Extracted data entries
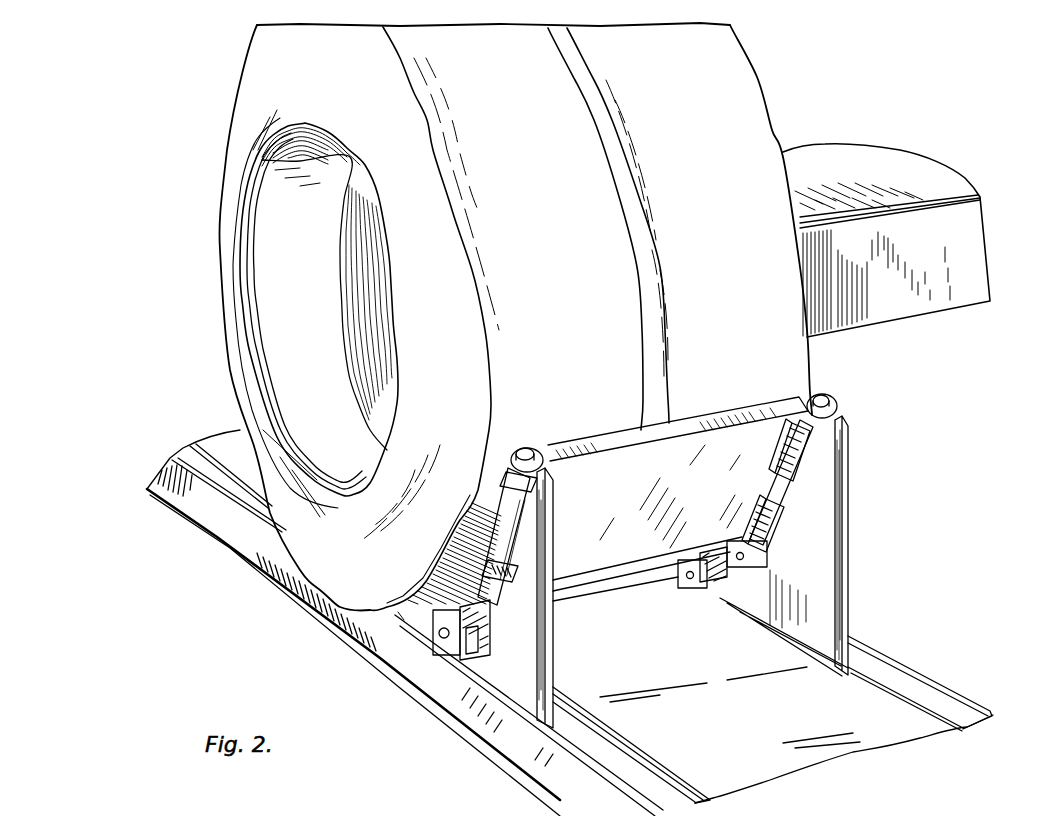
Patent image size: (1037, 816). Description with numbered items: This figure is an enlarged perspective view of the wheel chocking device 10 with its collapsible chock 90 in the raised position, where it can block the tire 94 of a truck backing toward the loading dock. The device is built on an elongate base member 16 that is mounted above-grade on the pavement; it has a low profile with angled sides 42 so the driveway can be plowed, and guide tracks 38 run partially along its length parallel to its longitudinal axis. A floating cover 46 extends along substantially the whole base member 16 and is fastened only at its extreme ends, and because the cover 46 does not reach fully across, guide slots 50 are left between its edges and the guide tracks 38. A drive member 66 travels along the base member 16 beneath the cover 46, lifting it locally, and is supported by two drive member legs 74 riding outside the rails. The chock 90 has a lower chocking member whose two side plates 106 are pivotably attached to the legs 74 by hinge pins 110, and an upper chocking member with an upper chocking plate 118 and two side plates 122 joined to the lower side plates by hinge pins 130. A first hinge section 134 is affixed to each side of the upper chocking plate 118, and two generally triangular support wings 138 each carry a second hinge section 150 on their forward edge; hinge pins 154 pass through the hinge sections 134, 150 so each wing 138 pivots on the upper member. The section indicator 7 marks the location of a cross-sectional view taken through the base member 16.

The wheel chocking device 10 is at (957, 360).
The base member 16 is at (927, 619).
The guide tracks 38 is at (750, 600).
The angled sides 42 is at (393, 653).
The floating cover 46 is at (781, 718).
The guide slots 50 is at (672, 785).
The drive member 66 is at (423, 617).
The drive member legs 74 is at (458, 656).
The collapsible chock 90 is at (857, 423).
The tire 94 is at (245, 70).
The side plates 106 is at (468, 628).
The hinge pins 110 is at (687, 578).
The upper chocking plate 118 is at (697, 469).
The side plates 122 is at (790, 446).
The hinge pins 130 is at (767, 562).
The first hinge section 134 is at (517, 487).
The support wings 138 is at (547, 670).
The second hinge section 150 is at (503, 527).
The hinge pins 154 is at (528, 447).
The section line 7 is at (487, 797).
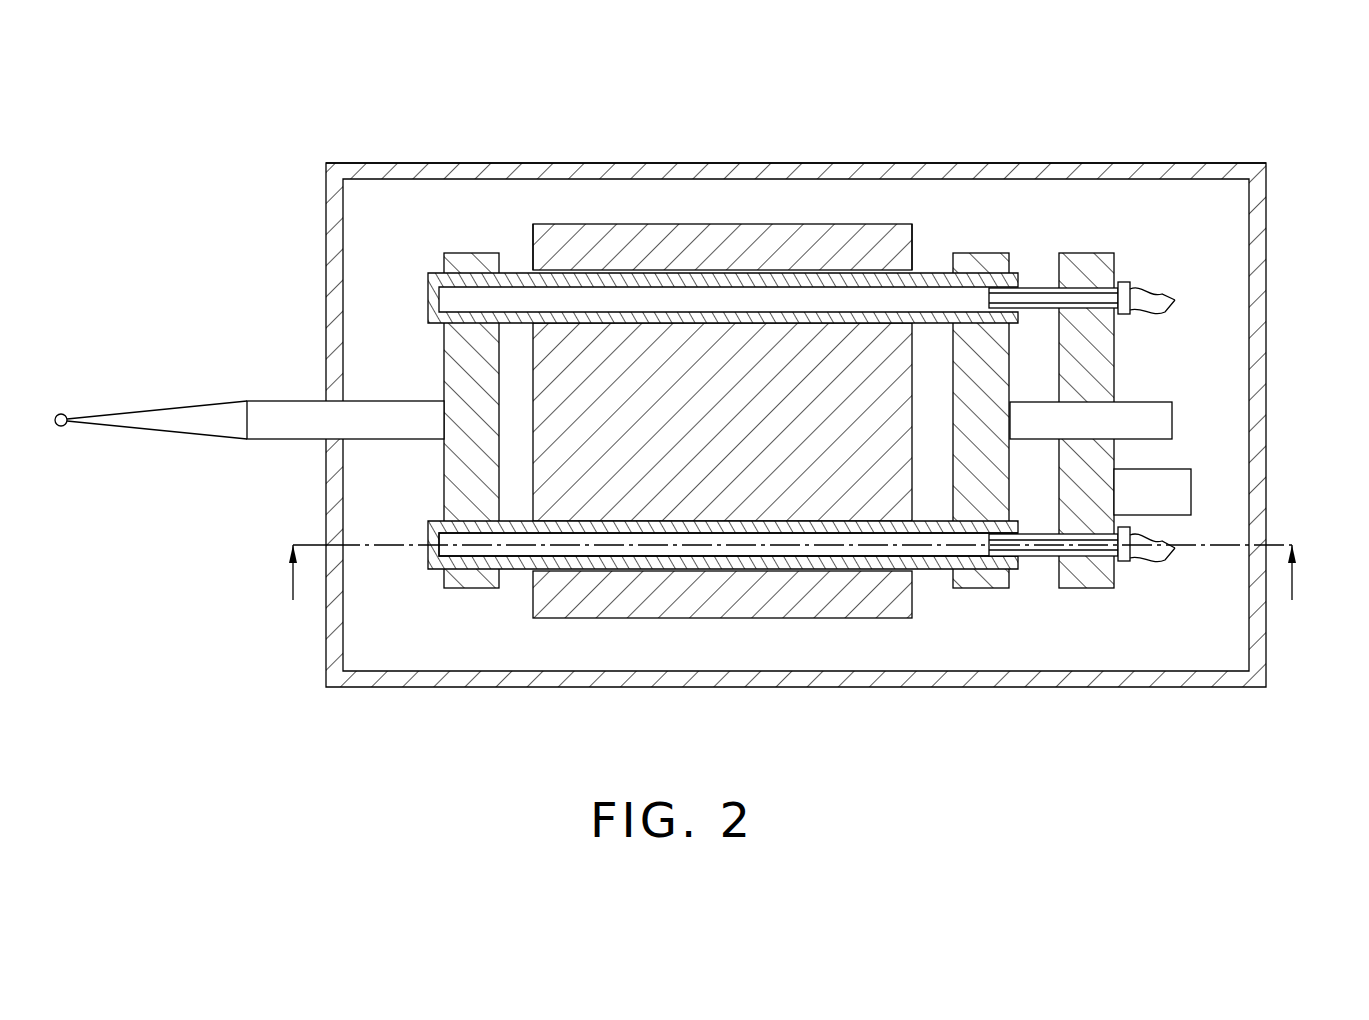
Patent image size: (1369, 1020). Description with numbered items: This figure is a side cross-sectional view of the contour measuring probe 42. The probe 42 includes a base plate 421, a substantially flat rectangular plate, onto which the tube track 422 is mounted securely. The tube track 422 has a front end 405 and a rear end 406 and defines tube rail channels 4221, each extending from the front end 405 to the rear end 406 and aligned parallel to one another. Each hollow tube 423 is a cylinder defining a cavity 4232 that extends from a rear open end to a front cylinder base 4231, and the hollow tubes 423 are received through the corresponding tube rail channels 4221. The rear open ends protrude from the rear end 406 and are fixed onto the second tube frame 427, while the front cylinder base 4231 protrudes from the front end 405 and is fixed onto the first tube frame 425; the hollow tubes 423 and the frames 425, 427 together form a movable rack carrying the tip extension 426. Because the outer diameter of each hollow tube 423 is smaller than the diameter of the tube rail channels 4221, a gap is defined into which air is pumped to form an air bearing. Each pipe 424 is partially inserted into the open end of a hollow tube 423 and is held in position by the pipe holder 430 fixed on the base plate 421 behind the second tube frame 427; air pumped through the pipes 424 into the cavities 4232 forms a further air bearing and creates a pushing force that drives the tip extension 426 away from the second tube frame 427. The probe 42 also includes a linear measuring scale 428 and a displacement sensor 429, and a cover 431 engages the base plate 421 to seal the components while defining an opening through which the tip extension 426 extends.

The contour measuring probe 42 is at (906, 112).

Given problem
Rename "Patent image size" to "Drawing dimensions" everywhere it occurs in the entries above, and reproduce them with no other changes. Omit the pictures from your answer.

Complete response
Drawing dimensions: (1037, 816). Description with numbered items: This figure is an enlarged perspective view of the wheel chocking device 10 with its collapsible chock 90 in the raised position, where it can block the tire 94 of a truck backing toward the loading dock. The device is built on an elongate base member 16 that is mounted above-grade on the pavement; it has a low profile with angled sides 42 so the driveway can be plowed, and guide tracks 38 run partially along its length parallel to its longitudinal axis. A floating cover 46 extends along substantially the whole base member 16 and is fastened only at its extreme ends, and because the cover 46 does not reach fully across, guide slots 50 are left between its edges and the guide tracks 38. A drive member 66 travels along the base member 16 beneath the cover 46, lifting it locally, and is supported by two drive member legs 74 riding outside the rails. The chock 90 has a lower chocking member whose two side plates 106 are pivotably attached to the legs 74 by hinge pins 110, and an upper chocking member with an upper chocking plate 118 and two side plates 122 joined to the lower side plates by hinge pins 130. A first hinge section 134 is affixed to each side of the upper chocking plate 118, and two generally triangular support wings 138 each carry a second hinge section 150 on their forward edge; hinge pins 154 pass through the hinge sections 134, 150 so each wing 138 pivots on the upper member. The section indicator 7 marks the location of a cross-sectional view taken through the base member 16.

The wheel chocking device 10 is at (957, 360).
The base member 16 is at (927, 619).
The guide tracks 38 is at (750, 600).
The angled sides 42 is at (393, 653).
The floating cover 46 is at (781, 718).
The guide slots 50 is at (672, 785).
The drive member 66 is at (423, 617).
The drive member legs 74 is at (458, 656).
The collapsible chock 90 is at (857, 423).
The tire 94 is at (245, 70).
The side plates 106 is at (468, 628).
The hinge pins 110 is at (687, 578).
The upper chocking plate 118 is at (697, 469).
The side plates 122 is at (790, 446).
The hinge pins 130 is at (767, 562).
The first hinge section 134 is at (517, 487).
The support wings 138 is at (547, 670).
The second hinge section 150 is at (503, 527).
The hinge pins 154 is at (528, 447).
The section line 7 is at (487, 797).
Drawing dimensions: (1369, 1020). Description with numbered items: This figure is a side cross-sectional view of the contour measuring probe 42. The probe 42 includes a base plate 421, a substantially flat rectangular plate, onto which the tube track 422 is mounted securely. The tube track 422 has a front end 405 and a rear end 406 and defines tube rail channels 4221, each extending from the front end 405 to the rear end 406 and aligned parallel to one another. Each hollow tube 423 is a cylinder defining a cavity 4232 that extends from a rear open end to a front cylinder base 4231, and the hollow tubes 423 are received through the corresponding tube rail channels 4221. The rear open ends protrude from the rear end 406 and are fixed onto the second tube frame 427, while the front cylinder base 4231 protrudes from the front end 405 and is fixed onto the first tube frame 425; the hollow tubes 423 and the frames 425, 427 together form a movable rack carrying the tip extension 426. Because the outer diameter of each hollow tube 423 is smaller than the diameter of the tube rail channels 4221, a gap is defined into which air is pumped to form an air bearing. Each pipe 424 is partially inserted into the open end of a hollow tube 423 and is held in position by the pipe holder 430 fixed on the base plate 421 behind the second tube frame 427; air pumped through the pipes 424 into the cavities 4232 forms a further air bearing and creates a pushing force that drives the tip extension 426 away from the second tube frame 427. The probe 42 also includes a linear measuring scale 428 and a displacement sensor 429, and a cover 431 engages the base plate 421 to seal the components while defining an opening through which the tip extension 426 extends.

The contour measuring probe 42 is at (906, 112).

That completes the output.